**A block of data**

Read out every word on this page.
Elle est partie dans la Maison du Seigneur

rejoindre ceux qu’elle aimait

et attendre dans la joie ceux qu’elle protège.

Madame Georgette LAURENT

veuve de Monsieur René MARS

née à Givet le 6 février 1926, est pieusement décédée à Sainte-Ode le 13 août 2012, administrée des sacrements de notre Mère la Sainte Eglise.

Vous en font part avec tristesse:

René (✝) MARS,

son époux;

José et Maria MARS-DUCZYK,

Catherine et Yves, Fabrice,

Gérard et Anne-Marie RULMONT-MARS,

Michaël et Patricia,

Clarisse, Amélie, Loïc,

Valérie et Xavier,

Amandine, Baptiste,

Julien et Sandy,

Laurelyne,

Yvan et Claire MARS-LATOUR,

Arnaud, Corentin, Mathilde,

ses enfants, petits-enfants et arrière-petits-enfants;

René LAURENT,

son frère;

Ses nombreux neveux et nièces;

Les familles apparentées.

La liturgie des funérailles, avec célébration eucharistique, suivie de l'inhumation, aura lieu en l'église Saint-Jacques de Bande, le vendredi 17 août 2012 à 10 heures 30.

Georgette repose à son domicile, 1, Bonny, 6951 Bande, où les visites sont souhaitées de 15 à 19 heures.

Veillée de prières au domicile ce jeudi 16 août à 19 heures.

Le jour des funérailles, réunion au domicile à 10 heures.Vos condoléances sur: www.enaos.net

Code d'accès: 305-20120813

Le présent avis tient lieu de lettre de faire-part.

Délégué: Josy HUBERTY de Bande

**REQUIRED WORK**
Type out the material again exactly as presented.

**WRITTEN RESPONSE**
Read out every word on this page.
Elle est partie dans la Maison du Seigneur

rejoindre ceux qu’elle aimait

et attendre dans la joie ceux qu’elle protège.

Madame Georgette LAURENT

veuve de Monsieur René MARS

née à Givet le 6 février 1926, est pieusement décédée à Sainte-Ode le 13 août 2012, administrée des sacrements de notre Mère la Sainte Eglise.

Vous en font part avec tristesse:

René (✝) MARS,

son époux;

José et Maria MARS-DUCZYK,

Catherine et Yves, Fabrice,

Gérard et Anne-Marie RULMONT-MARS,

Michaël et Patricia,

Clarisse, Amélie, Loïc,

Valérie et Xavier,

Amandine, Baptiste,

Julien et Sandy,

Laurelyne,

Yvan et Claire MARS-LATOUR,

Arnaud, Corentin, Mathilde,

ses enfants, petits-enfants et arrière-petits-enfants;

René LAURENT,

son frère;

Ses nombreux neveux et nièces;

Les familles apparentées.

La liturgie des funérailles, avec célébration eucharistique, suivie de l'inhumation, aura lieu en l'église Saint-Jacques de Bande, le vendredi 17 août 2012 à 10 heures 30.

Georgette repose à son domicile, 1, Bonny, 6951 Bande, où les visites sont souhaitées de 15 à 19 heures.

Veillée de prières au domicile ce jeudi 16 août à 19 heures.

Le jour des funérailles, réunion au domicile à 10 heures.Vos condoléances sur: www.enaos.net

Code d'accès: 305-20120813

Le présent avis tient lieu de lettre de faire-part.

Délégué: Josy HUBERTY de Bande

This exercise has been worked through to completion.